Set problem: Please arrange everything from the start of the records down to the line containing "711, 476, 751]", both included, as a Markdown table with the columns No. and Line. Number each line in order and omit any blank lines.

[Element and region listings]
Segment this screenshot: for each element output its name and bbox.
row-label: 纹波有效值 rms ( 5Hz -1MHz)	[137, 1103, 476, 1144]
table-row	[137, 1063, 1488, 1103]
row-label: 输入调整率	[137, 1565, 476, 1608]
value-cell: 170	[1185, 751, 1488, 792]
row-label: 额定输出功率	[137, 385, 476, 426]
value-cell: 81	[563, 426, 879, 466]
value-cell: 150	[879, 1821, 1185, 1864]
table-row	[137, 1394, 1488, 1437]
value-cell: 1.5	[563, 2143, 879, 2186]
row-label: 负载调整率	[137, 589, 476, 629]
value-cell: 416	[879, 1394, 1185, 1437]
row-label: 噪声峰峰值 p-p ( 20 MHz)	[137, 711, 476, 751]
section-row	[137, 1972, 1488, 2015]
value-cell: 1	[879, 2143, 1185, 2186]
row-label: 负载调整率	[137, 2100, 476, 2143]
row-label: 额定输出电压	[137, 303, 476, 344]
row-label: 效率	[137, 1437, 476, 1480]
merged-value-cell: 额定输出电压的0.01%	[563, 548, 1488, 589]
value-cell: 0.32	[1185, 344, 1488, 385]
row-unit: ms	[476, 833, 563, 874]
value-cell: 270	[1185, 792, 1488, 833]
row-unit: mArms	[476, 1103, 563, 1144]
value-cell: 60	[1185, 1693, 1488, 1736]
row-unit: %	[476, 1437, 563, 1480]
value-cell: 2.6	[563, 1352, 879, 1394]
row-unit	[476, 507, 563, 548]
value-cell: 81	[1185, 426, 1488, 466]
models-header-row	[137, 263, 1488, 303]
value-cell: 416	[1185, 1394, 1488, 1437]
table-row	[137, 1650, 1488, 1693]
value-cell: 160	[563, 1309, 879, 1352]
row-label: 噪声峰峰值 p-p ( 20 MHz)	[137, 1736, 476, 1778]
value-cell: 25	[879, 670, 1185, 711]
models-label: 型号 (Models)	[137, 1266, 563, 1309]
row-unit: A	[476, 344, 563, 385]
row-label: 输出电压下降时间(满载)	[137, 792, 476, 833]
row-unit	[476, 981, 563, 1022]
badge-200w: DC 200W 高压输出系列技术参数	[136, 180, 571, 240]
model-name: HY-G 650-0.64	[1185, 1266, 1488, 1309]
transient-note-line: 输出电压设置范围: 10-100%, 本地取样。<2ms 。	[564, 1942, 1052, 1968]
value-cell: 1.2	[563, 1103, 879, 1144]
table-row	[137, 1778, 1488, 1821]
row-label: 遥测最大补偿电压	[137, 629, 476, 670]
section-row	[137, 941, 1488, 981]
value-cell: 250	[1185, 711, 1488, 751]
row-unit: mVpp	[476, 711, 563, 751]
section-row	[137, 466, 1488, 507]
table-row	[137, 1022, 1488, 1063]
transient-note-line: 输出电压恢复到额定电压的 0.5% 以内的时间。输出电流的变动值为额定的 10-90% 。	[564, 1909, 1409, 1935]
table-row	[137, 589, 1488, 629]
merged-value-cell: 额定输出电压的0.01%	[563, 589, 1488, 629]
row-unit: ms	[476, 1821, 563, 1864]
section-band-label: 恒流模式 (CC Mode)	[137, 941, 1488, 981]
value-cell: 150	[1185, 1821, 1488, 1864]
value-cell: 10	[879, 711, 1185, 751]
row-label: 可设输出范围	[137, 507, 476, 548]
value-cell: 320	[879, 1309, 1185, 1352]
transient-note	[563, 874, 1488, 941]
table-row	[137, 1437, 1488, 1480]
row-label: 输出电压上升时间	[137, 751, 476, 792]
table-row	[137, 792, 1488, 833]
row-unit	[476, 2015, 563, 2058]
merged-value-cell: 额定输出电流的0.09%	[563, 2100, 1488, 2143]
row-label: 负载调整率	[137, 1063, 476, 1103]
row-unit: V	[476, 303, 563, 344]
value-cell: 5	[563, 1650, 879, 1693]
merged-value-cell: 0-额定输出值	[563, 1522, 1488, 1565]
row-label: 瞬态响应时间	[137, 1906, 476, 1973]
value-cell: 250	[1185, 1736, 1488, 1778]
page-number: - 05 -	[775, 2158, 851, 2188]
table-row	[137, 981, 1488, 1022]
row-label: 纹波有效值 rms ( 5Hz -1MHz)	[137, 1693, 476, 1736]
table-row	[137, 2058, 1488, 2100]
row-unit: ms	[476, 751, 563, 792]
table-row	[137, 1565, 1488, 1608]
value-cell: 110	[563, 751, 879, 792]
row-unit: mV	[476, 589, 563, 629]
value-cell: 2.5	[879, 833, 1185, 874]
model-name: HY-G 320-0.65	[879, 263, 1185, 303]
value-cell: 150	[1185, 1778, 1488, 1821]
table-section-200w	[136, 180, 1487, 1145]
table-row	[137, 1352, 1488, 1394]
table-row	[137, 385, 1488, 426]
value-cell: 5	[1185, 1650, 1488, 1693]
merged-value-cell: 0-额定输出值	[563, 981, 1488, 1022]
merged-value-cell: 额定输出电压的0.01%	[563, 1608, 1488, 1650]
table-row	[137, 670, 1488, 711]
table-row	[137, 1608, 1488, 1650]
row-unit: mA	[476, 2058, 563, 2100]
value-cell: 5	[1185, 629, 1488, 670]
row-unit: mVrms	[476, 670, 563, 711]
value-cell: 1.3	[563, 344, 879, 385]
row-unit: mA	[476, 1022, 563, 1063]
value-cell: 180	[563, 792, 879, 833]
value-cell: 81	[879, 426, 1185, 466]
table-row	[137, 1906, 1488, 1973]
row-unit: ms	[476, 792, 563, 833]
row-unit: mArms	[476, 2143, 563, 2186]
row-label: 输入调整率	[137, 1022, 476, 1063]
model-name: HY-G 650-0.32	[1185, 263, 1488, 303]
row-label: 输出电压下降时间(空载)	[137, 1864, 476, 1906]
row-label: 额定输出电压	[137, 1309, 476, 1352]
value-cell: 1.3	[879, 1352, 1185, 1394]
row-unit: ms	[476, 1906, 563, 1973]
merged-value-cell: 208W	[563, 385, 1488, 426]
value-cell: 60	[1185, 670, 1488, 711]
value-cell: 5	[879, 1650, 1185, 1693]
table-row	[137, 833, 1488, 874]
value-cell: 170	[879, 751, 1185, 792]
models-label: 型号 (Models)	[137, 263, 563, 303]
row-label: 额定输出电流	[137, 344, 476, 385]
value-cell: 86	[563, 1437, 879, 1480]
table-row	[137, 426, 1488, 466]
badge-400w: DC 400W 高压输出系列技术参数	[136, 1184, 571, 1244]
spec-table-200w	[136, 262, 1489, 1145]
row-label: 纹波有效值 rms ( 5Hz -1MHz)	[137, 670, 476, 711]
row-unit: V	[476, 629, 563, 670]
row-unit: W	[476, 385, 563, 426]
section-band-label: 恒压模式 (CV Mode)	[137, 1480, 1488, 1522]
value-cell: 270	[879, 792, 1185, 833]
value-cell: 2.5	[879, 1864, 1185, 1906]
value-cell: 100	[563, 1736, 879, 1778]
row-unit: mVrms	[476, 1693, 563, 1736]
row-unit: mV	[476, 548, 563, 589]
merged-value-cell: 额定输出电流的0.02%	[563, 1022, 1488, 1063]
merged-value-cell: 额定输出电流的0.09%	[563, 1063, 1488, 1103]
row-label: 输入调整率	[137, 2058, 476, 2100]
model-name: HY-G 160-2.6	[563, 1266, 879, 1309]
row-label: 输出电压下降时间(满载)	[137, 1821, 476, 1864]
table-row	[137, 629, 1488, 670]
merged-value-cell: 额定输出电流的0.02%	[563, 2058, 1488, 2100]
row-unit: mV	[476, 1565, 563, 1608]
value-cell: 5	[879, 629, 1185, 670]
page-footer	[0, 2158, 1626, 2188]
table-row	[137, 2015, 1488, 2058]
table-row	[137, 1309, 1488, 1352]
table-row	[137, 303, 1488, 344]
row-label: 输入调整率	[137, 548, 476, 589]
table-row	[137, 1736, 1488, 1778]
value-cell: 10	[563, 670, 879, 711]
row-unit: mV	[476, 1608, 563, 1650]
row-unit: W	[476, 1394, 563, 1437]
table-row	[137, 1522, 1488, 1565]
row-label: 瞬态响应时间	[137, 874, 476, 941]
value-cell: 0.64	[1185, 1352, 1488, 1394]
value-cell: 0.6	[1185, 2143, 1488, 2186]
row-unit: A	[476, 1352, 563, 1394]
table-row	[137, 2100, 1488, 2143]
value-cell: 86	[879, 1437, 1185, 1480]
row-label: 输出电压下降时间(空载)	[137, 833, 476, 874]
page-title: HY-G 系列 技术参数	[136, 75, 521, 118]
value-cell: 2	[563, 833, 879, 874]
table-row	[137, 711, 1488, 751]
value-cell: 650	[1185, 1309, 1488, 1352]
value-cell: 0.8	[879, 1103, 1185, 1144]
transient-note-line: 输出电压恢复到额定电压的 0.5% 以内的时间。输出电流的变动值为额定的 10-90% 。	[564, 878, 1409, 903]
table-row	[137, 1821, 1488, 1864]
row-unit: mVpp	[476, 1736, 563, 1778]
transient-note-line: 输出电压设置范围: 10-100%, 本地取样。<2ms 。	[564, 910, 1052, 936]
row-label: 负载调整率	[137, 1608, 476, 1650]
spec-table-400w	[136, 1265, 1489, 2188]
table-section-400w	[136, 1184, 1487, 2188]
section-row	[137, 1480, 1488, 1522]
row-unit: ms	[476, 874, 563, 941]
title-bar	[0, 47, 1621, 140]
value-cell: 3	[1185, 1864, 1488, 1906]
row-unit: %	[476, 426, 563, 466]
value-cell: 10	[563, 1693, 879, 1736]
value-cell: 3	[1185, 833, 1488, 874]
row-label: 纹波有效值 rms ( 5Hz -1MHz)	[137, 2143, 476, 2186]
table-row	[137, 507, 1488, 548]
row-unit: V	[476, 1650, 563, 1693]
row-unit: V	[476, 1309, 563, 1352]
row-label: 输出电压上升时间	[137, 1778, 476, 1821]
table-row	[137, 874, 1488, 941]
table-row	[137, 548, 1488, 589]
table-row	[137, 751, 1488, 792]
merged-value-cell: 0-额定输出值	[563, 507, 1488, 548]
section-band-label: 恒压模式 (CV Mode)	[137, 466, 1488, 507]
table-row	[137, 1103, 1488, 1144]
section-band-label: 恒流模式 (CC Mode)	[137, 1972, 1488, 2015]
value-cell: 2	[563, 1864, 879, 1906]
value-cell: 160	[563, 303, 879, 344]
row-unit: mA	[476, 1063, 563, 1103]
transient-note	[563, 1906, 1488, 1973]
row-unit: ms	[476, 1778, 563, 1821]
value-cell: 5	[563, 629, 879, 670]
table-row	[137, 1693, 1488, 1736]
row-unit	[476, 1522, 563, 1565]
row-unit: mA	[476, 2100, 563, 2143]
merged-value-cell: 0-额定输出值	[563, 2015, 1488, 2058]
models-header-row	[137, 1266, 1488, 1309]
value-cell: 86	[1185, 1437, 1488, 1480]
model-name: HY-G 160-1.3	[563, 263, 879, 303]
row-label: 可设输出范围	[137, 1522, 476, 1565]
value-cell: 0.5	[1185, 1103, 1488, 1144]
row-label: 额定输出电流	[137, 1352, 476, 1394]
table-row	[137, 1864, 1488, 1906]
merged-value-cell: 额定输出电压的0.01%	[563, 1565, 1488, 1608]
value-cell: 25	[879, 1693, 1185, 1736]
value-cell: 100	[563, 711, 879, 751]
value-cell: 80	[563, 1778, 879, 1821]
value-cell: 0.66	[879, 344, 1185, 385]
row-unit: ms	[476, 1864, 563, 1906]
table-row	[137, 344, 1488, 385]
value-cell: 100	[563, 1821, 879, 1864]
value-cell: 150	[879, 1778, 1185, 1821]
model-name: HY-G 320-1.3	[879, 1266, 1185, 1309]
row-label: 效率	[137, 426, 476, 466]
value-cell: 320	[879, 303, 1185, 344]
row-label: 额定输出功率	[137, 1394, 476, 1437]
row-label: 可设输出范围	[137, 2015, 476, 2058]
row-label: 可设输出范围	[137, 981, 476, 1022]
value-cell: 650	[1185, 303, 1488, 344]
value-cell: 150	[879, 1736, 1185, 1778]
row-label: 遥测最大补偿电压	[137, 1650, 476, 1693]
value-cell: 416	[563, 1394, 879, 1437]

Task response:
| No. | Line |
|---|---|
| 1 | Segment this screenshot: for each element output its name and bbox. |
| 2 | row-label: 纹波有效值 rms ( 5Hz -1MHz)	[137, 1103, 476, 1144] |
| 3 | table-row	[137, 1063, 1488, 1103] |
| 4 | row-label: 输入调整率	[137, 1565, 476, 1608] |
| 5 | value-cell: 170	[1185, 751, 1488, 792] |
| 6 | row-label: 额定输出功率	[137, 385, 476, 426] |
| 7 | value-cell: 81	[563, 426, 879, 466] |
| 8 | value-cell: 150	[879, 1821, 1185, 1864] |
| 9 | table-row	[137, 1394, 1488, 1437] |
| 10 | value-cell: 1.5	[563, 2143, 879, 2186] |
| 11 | row-label: 负载调整率	[137, 589, 476, 629] |
| 12 | value-cell: 416	[879, 1394, 1185, 1437] |
| 13 | row-label: 噪声峰峰值 p-p ( 20 MHz)	[137, 711, 476, 751] |